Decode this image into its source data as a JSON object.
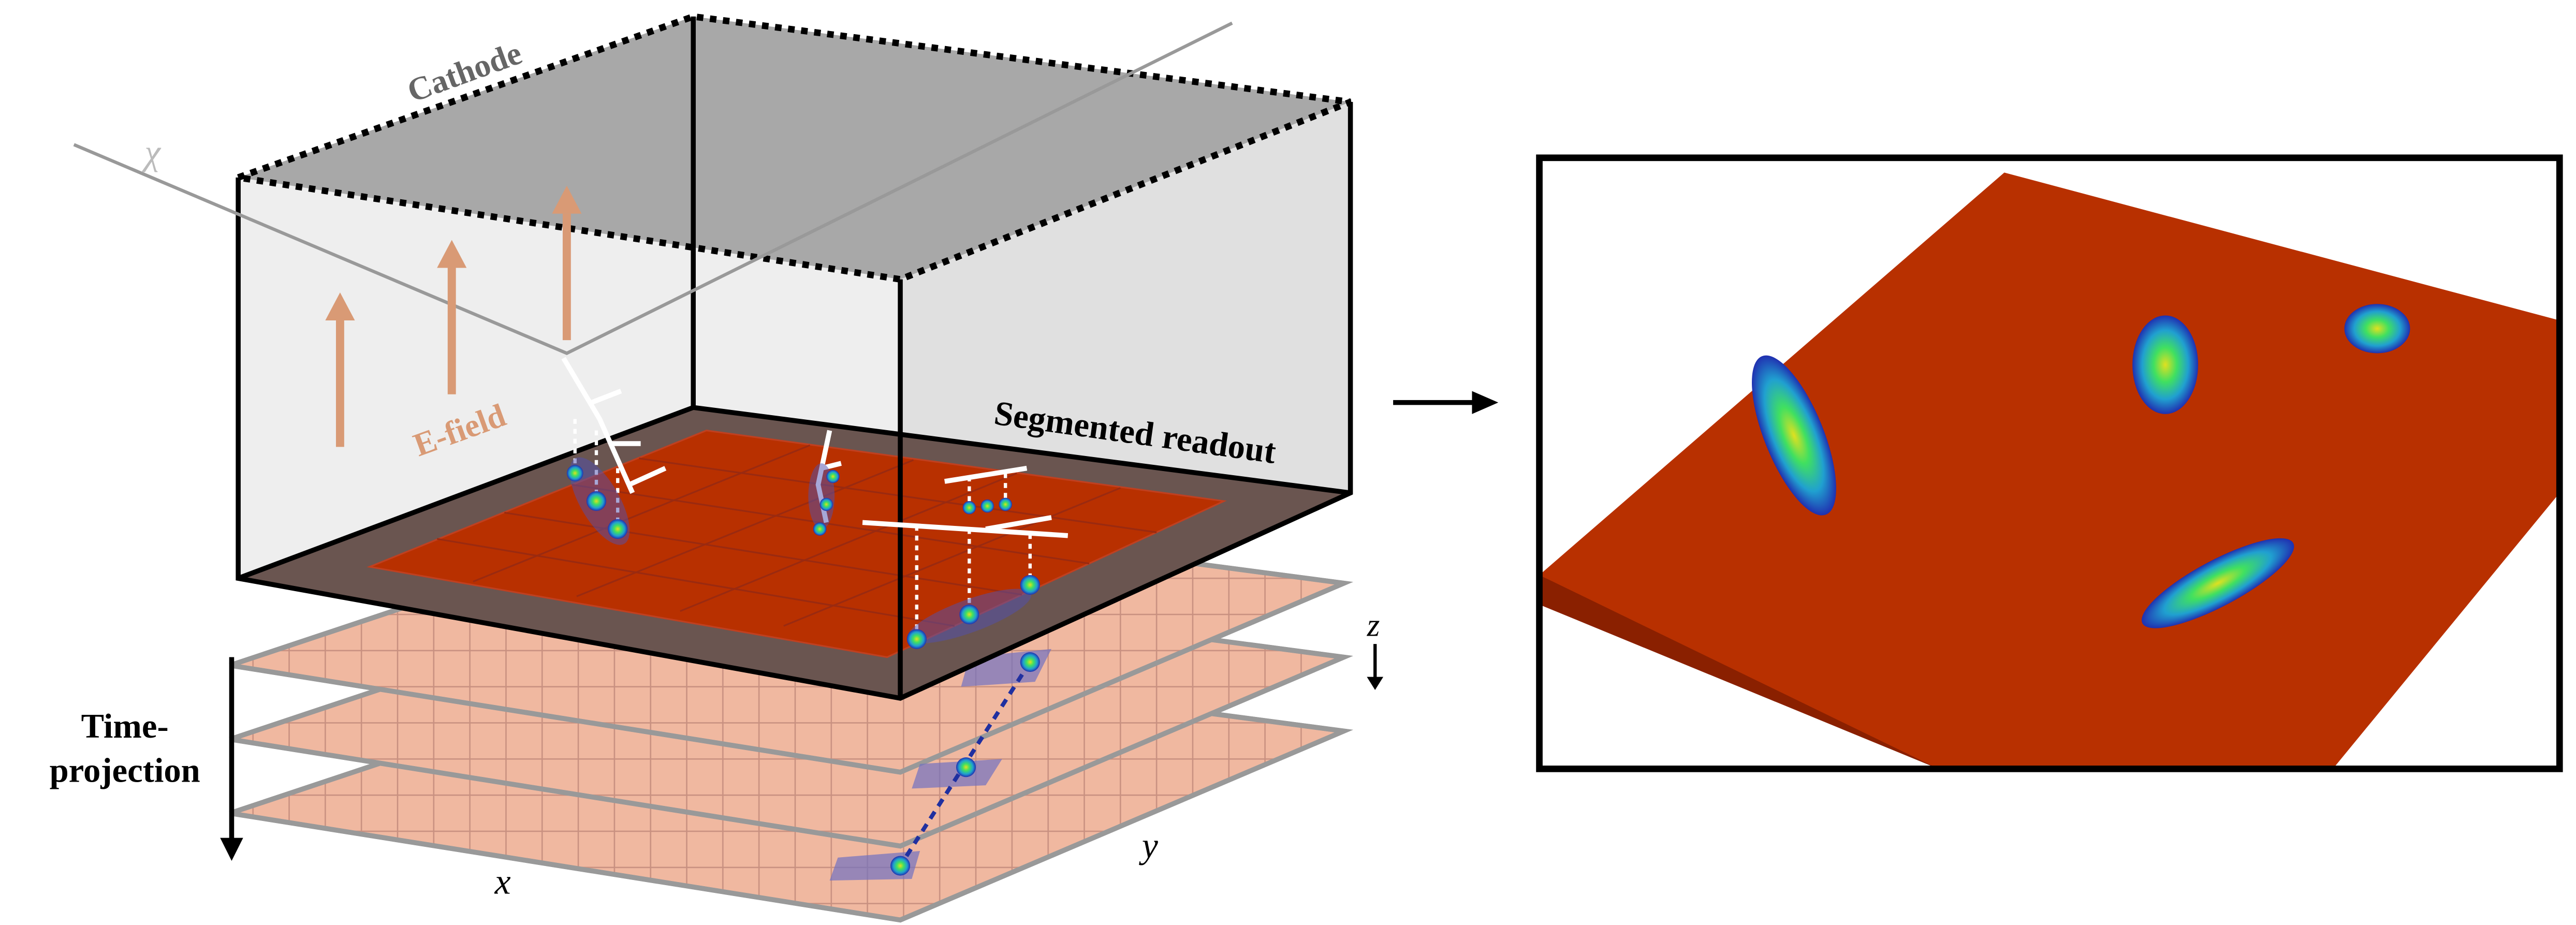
{
  "labels": {
    "cathode": "Cathode",
    "chi": "χ",
    "efield": "E-field",
    "readout": "Segmented readout",
    "z": "z",
    "time_projection": [
      "Time-",
      "projection"
    ],
    "x": "x",
    "y": "y"
  }
}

— What is being asked —
Reproduce the material above verbatim; omit every picture.

— Written solution —
Decode this image into its source data as a JSON object.
{
  "labels": {
    "cathode": "Cathode",
    "chi": "χ",
    "efield": "E-field",
    "readout": "Segmented readout",
    "z": "z",
    "time_projection": [
      "Time-",
      "projection"
    ],
    "x": "x",
    "y": "y"
  }
}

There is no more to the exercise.